▶ _Goal_: Lay out the records from the line containing "x-axis-title: X: [306, 337, 312, 346]" through the line containing "y-axis-title: Y: [1, 167, 10, 174]", both included, as a Markdown table with the columns Row and Record. Row gives each line's number in order, Record gives the line itself, and blank lines are omitted.

▶ _Records shown_:
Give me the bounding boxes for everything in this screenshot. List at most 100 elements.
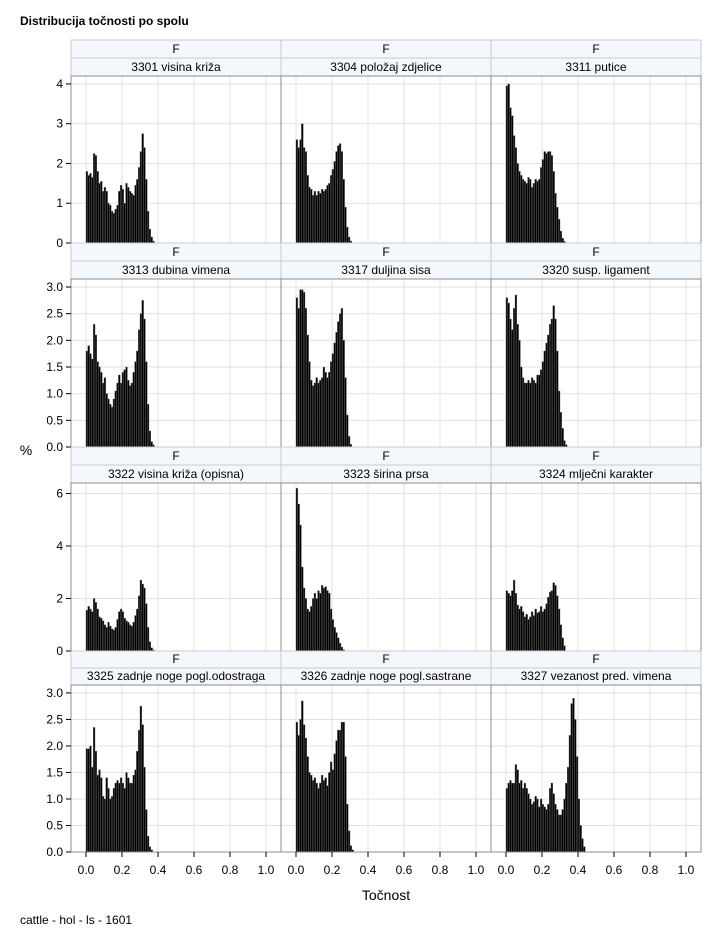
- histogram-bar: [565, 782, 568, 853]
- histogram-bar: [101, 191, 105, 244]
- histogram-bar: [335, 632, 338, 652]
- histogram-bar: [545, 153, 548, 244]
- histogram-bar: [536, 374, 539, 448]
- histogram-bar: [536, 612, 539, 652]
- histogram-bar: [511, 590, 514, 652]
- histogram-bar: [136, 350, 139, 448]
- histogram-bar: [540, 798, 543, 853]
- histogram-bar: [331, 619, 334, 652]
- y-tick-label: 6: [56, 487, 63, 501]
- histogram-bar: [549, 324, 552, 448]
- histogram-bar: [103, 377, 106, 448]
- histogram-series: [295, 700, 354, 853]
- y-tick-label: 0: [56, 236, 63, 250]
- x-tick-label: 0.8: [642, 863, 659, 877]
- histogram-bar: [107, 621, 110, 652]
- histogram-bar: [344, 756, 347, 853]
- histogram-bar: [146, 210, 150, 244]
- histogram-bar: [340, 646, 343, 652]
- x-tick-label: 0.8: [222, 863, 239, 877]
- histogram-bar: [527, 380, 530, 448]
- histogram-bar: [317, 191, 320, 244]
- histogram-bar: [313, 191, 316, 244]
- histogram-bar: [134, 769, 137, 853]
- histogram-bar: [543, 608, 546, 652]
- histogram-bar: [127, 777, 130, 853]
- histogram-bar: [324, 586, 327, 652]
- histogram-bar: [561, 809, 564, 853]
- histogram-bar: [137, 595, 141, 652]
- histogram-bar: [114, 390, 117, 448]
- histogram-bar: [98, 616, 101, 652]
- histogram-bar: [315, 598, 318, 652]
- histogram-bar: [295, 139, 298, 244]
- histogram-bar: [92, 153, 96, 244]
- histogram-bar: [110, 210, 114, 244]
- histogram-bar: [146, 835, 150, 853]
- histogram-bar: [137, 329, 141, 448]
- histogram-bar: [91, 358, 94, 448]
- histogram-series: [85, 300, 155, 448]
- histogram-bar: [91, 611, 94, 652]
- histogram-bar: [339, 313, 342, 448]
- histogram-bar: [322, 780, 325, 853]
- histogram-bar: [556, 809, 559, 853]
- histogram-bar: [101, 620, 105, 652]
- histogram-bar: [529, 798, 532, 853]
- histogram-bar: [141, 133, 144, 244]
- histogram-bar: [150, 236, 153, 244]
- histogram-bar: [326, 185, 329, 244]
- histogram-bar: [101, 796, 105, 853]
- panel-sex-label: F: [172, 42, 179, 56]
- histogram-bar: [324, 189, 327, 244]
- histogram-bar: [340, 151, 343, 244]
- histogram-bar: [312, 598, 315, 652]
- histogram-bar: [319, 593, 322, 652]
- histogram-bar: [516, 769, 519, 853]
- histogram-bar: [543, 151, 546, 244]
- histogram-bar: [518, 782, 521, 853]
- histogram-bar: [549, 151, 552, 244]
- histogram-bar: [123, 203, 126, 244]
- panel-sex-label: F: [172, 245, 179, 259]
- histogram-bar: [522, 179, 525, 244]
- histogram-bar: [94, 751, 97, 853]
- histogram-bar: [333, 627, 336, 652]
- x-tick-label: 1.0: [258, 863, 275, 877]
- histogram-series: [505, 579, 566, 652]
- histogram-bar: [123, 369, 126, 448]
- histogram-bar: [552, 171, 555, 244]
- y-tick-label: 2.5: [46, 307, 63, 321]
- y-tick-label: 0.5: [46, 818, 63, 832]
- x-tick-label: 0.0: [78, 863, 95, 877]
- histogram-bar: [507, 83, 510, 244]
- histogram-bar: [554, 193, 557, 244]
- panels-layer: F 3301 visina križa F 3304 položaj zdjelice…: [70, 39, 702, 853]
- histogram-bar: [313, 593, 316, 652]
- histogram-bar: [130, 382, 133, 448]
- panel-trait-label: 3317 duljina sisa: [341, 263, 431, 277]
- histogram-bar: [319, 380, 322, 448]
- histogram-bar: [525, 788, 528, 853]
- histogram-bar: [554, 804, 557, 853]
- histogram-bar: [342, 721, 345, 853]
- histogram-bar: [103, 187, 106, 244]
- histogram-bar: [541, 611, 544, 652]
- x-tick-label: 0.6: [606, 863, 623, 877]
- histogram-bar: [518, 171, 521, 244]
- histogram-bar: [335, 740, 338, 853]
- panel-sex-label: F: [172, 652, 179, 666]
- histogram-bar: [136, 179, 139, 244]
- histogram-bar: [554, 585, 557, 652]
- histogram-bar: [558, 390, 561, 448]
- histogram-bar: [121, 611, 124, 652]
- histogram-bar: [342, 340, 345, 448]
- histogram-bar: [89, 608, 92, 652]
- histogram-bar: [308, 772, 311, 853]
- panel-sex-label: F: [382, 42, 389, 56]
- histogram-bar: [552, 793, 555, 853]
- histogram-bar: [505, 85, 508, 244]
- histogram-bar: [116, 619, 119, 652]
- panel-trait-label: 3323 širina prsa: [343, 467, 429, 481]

* * *

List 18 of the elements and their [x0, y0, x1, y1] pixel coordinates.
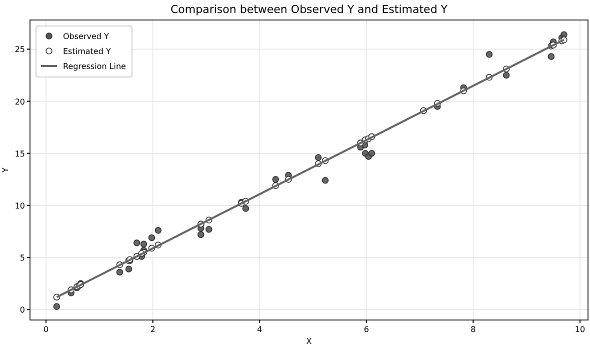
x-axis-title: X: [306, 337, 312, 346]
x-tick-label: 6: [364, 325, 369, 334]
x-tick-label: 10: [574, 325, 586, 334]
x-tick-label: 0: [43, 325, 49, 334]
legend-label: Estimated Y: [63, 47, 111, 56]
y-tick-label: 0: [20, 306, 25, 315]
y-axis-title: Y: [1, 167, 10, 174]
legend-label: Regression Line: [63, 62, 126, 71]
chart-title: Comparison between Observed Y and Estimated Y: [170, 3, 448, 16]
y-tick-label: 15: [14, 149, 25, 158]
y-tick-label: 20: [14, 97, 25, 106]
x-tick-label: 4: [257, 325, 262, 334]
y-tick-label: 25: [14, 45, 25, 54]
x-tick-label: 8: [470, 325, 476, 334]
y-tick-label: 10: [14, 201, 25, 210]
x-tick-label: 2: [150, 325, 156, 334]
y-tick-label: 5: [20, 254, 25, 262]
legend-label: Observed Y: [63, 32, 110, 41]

▶ _Solved exercise_:
| Row | Record |
|---|---|
| 1 | x-axis-title: X: [306, 337, 312, 346] |
| 2 | x-tick-label: 6: [364, 325, 369, 334] |
| 3 | x-tick-label: 10: [574, 325, 586, 334] |
| 4 | x-tick-label: 0: [43, 325, 49, 334] |
| 5 | legend-label: Estimated Y: [63, 47, 111, 56] |
| 6 | y-tick-label: 0: [20, 306, 25, 315] |
| 7 | y-axis-title: Y: [1, 167, 10, 174] |